Material for this task –
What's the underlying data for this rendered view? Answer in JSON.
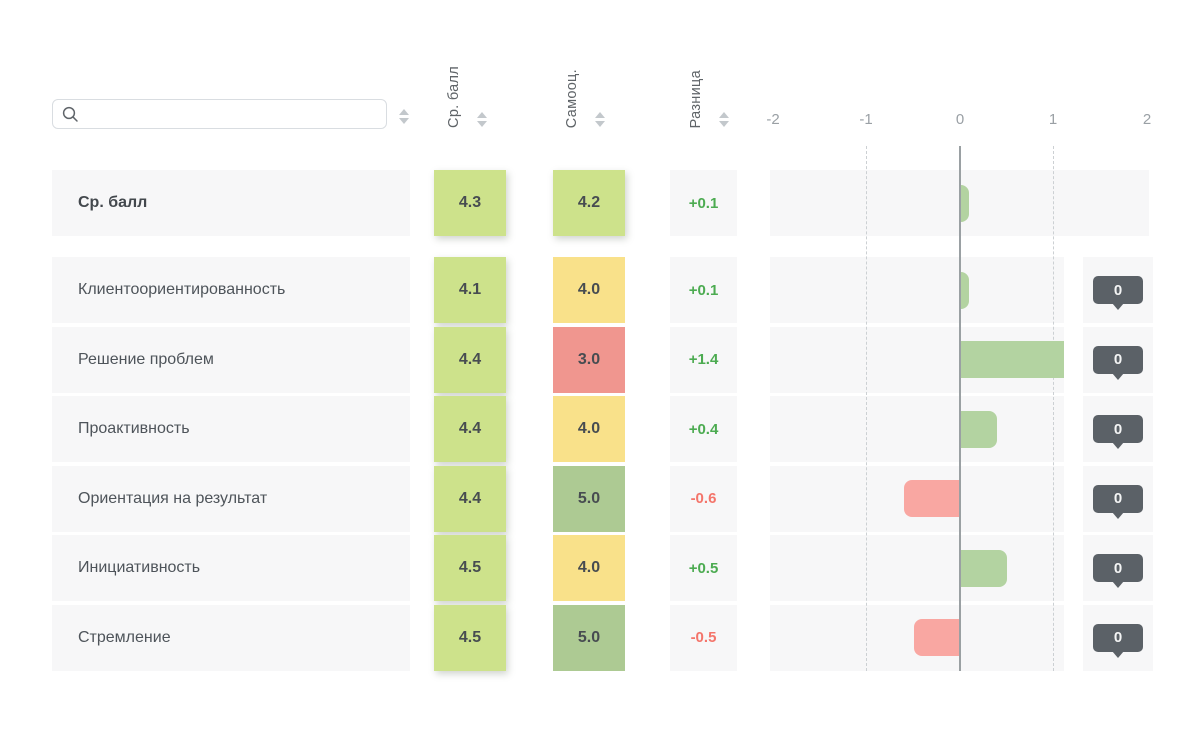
{
  "search": {
    "placeholder": ""
  },
  "columns": [
    {
      "label": "Ср. балл"
    },
    {
      "label": "Самооц."
    },
    {
      "label": "Разница"
    }
  ],
  "axis": {
    "ticks": [
      "-2",
      "-1",
      "0",
      "1",
      "2"
    ]
  },
  "rows": [
    {
      "label": "Ср. балл",
      "avg": "4.3",
      "avg_color": "light-green",
      "self": "4.2",
      "self_color": "light-green",
      "diff": "+0.1",
      "diff_value": 0.1,
      "comments": null,
      "main": true
    },
    {
      "label": "Клиентоориентированность",
      "avg": "4.1",
      "avg_color": "light-green",
      "self": "4.0",
      "self_color": "yellow",
      "diff": "+0.1",
      "diff_value": 0.1,
      "comments": "0",
      "main": false
    },
    {
      "label": "Решение проблем",
      "avg": "4.4",
      "avg_color": "light-green",
      "self": "3.0",
      "self_color": "red",
      "diff": "+1.4",
      "diff_value": 1.4,
      "comments": "0",
      "main": false
    },
    {
      "label": "Проактивность",
      "avg": "4.4",
      "avg_color": "light-green",
      "self": "4.0",
      "self_color": "yellow",
      "diff": "+0.4",
      "diff_value": 0.4,
      "comments": "0",
      "main": false
    },
    {
      "label": "Ориентация на результат",
      "avg": "4.4",
      "avg_color": "light-green",
      "self": "5.0",
      "self_color": "dark-green",
      "diff": "-0.6",
      "diff_value": -0.6,
      "comments": "0",
      "main": false
    },
    {
      "label": "Инициативность",
      "avg": "4.5",
      "avg_color": "light-green",
      "self": "4.0",
      "self_color": "yellow",
      "diff": "+0.5",
      "diff_value": 0.5,
      "comments": "0",
      "main": false
    },
    {
      "label": "Стремление",
      "avg": "4.5",
      "avg_color": "light-green",
      "self": "5.0",
      "self_color": "dark-green",
      "diff": "-0.5",
      "diff_value": -0.5,
      "comments": "0",
      "main": false
    }
  ],
  "colors": {
    "cell": {
      "light-green": "#cde28b",
      "yellow": "#f9e18a",
      "red": "#f0968f",
      "dark-green": "#adca93"
    },
    "bar_positive": "#b3d3a1",
    "bar_negative": "#f9a7a2",
    "diff_positive": "#4cab51",
    "diff_negative": "#f4756b",
    "badge": "#5b6167",
    "row_bg": "#f7f7f8",
    "zero_line": "#9aa0a3",
    "grid_dashed": "#ccd0d3"
  }
}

Work to complete – Copy every entry word for word, but omit the pictures.

Solution –
What's the underlying data for this rendered view? Answer in JSON.
{
  "search": {
    "placeholder": ""
  },
  "columns": [
    {
      "label": "Ср. балл"
    },
    {
      "label": "Самооц."
    },
    {
      "label": "Разница"
    }
  ],
  "axis": {
    "ticks": [
      "-2",
      "-1",
      "0",
      "1",
      "2"
    ]
  },
  "rows": [
    {
      "label": "Ср. балл",
      "avg": "4.3",
      "avg_color": "light-green",
      "self": "4.2",
      "self_color": "light-green",
      "diff": "+0.1",
      "diff_value": 0.1,
      "comments": null,
      "main": true
    },
    {
      "label": "Клиентоориентированность",
      "avg": "4.1",
      "avg_color": "light-green",
      "self": "4.0",
      "self_color": "yellow",
      "diff": "+0.1",
      "diff_value": 0.1,
      "comments": "0",
      "main": false
    },
    {
      "label": "Решение проблем",
      "avg": "4.4",
      "avg_color": "light-green",
      "self": "3.0",
      "self_color": "red",
      "diff": "+1.4",
      "diff_value": 1.4,
      "comments": "0",
      "main": false
    },
    {
      "label": "Проактивность",
      "avg": "4.4",
      "avg_color": "light-green",
      "self": "4.0",
      "self_color": "yellow",
      "diff": "+0.4",
      "diff_value": 0.4,
      "comments": "0",
      "main": false
    },
    {
      "label": "Ориентация на результат",
      "avg": "4.4",
      "avg_color": "light-green",
      "self": "5.0",
      "self_color": "dark-green",
      "diff": "-0.6",
      "diff_value": -0.6,
      "comments": "0",
      "main": false
    },
    {
      "label": "Инициативность",
      "avg": "4.5",
      "avg_color": "light-green",
      "self": "4.0",
      "self_color": "yellow",
      "diff": "+0.5",
      "diff_value": 0.5,
      "comments": "0",
      "main": false
    },
    {
      "label": "Стремление",
      "avg": "4.5",
      "avg_color": "light-green",
      "self": "5.0",
      "self_color": "dark-green",
      "diff": "-0.5",
      "diff_value": -0.5,
      "comments": "0",
      "main": false
    }
  ],
  "colors": {
    "cell": {
      "light-green": "#cde28b",
      "yellow": "#f9e18a",
      "red": "#f0968f",
      "dark-green": "#adca93"
    },
    "bar_positive": "#b3d3a1",
    "bar_negative": "#f9a7a2",
    "diff_positive": "#4cab51",
    "diff_negative": "#f4756b",
    "badge": "#5b6167",
    "row_bg": "#f7f7f8",
    "zero_line": "#9aa0a3",
    "grid_dashed": "#ccd0d3"
  }
}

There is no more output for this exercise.